--- START Given records ---
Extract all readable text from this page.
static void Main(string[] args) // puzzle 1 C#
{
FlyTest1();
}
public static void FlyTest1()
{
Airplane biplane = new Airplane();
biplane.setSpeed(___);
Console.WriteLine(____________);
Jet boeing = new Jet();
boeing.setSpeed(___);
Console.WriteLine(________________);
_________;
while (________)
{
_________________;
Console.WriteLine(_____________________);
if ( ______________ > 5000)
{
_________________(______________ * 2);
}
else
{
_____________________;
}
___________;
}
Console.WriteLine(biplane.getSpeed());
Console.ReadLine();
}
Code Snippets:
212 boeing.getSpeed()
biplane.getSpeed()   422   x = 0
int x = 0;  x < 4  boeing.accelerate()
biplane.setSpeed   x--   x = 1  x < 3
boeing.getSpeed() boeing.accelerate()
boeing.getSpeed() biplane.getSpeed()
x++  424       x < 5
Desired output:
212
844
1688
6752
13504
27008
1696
--- END Given records ---
● **Written instruction**
Give the listing again, word for word.

● **The completed task**
Extract all readable text from this page.
static void Main(string[] args) // puzzle 1 C#
{
FlyTest1();
}
public static void FlyTest1()
{
Airplane biplane = new Airplane();
biplane.setSpeed(___);
Console.WriteLine(____________);
Jet boeing = new Jet();
boeing.setSpeed(___);
Console.WriteLine(________________);
_________;
while (________)
{
_________________;
Console.WriteLine(_____________________);
if ( ______________ > 5000)
{
_________________(______________ * 2);
}
else
{
_____________________;
}
___________;
}
Console.WriteLine(biplane.getSpeed());
Console.ReadLine();
}
Code Snippets:
212 boeing.getSpeed()
biplane.getSpeed()   422   x = 0
int x = 0;  x < 4  boeing.accelerate()
biplane.setSpeed   x--   x = 1  x < 3
boeing.getSpeed() boeing.accelerate()
boeing.getSpeed() biplane.getSpeed()
x++  424       x < 5
Desired output:
212
844
1688
6752
13504
27008
1696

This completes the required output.